TASK DIRECTIONS: Output a single figure: the number of lines in which the word "items" appears.

═════ DATA LISTING

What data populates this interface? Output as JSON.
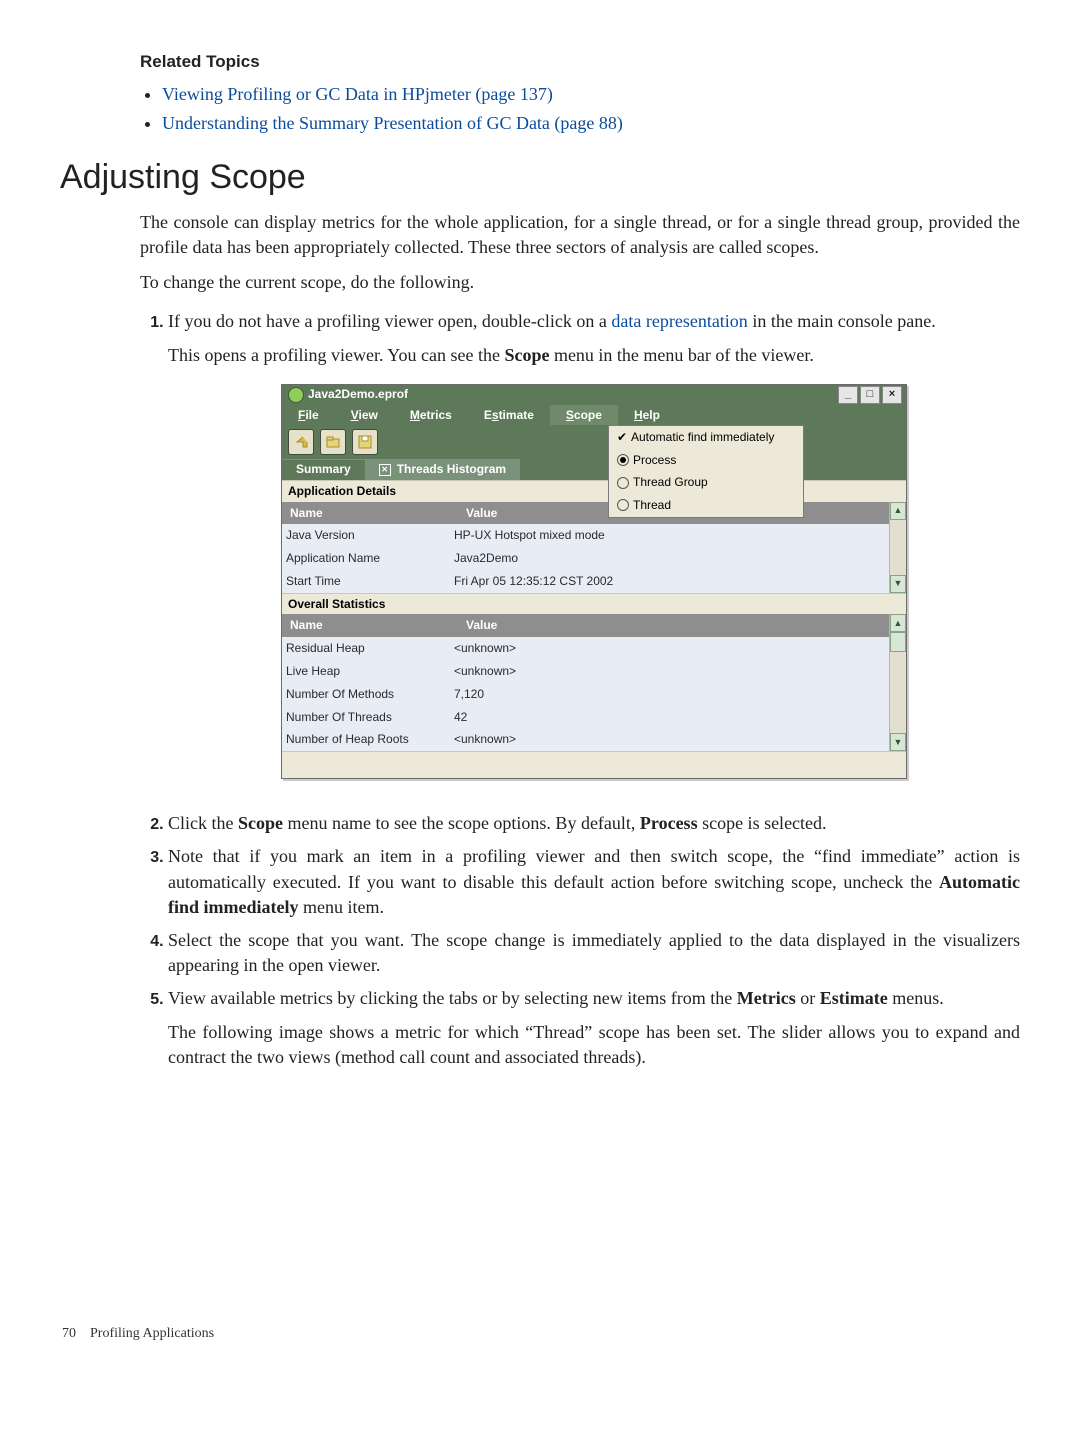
{
  "related": {
    "title": "Related Topics",
    "items": [
      "Viewing Profiling or GC Data in HPjmeter (page 137)",
      "Understanding the Summary Presentation of GC Data (page 88)"
    ]
  },
  "heading": "Adjusting Scope",
  "para1": "The console can display metrics for the whole application, for a single thread, or for a single thread group, provided the profile data has been appropriately collected. These three sectors of analysis are called scopes.",
  "para2": "To change the current scope, do the following.",
  "steps": {
    "s1a": "If you do not have a profiling viewer open, double-click on a ",
    "s1link": "data representation",
    "s1b": " in the main console pane.",
    "s1c_a": "This opens a profiling viewer. You can see the ",
    "s1c_scope": "Scope",
    "s1c_b": " menu in the menu bar of the viewer.",
    "s2a": "Click the ",
    "s2scope": "Scope",
    "s2b": " menu name to see the scope options. By default, ",
    "s2proc": "Process",
    "s2c": " scope is selected.",
    "s3a": "Note that if you mark an item in a profiling viewer and then switch scope, the “find immediate” action is automatically executed. If you want to disable this default action before switching scope, uncheck the ",
    "s3afi": "Automatic find immediately",
    "s3b": " menu item.",
    "s4": "Select the scope that you want. The scope change is immediately applied to the data displayed in the visualizers appearing in the open viewer.",
    "s5a": "View available metrics by clicking the tabs or by selecting new items from the ",
    "s5metrics": "Metrics",
    "s5b": " or ",
    "s5estimate": "Estimate",
    "s5c": " menus.",
    "s5d": "The following image shows a metric for which “Thread” scope has been set. The slider allows you to expand and contract the two views (method call count and associated threads)."
  },
  "window": {
    "title": "Java2Demo.eprof",
    "sys": {
      "min": "_",
      "max": "□",
      "close": "×"
    },
    "menubar": {
      "file_u": "F",
      "file_r": "ile",
      "view_u": "V",
      "view_r": "iew",
      "metrics_u": "M",
      "metrics_r": "etrics",
      "estimate_pre": "E",
      "estimate_u": "s",
      "estimate_post": "timate",
      "scope_u": "S",
      "scope_r": "cope",
      "help_u": "H",
      "help_r": "elp"
    },
    "scope_menu": {
      "auto": "Automatic find immediately",
      "process": "Process",
      "thread_group": "Thread Group",
      "thread": "Thread"
    },
    "tabs": {
      "summary": "Summary",
      "threads": "Threads Histogram"
    },
    "section1": "Application Details",
    "grid_hdr_name": "Name",
    "grid_hdr_value": "Value",
    "app_details": [
      {
        "name": "Java Version",
        "value": "HP-UX Hotspot mixed mode"
      },
      {
        "name": "Application Name",
        "value": "Java2Demo"
      },
      {
        "name": "Start Time",
        "value": "Fri Apr 05 12:35:12 CST 2002"
      }
    ],
    "section2": "Overall Statistics",
    "overall": [
      {
        "name": "Residual Heap",
        "value": "<unknown>"
      },
      {
        "name": "Live Heap",
        "value": "<unknown>"
      },
      {
        "name": "Number Of Methods",
        "value": "7,120"
      },
      {
        "name": "Number Of Threads",
        "value": "42"
      },
      {
        "name": "Number of Heap Roots",
        "value": "<unknown>"
      }
    ]
  },
  "footer": {
    "page": "70",
    "chapter": "Profiling Applications"
  }
}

══════════

WRITTEN RESPONSE: 2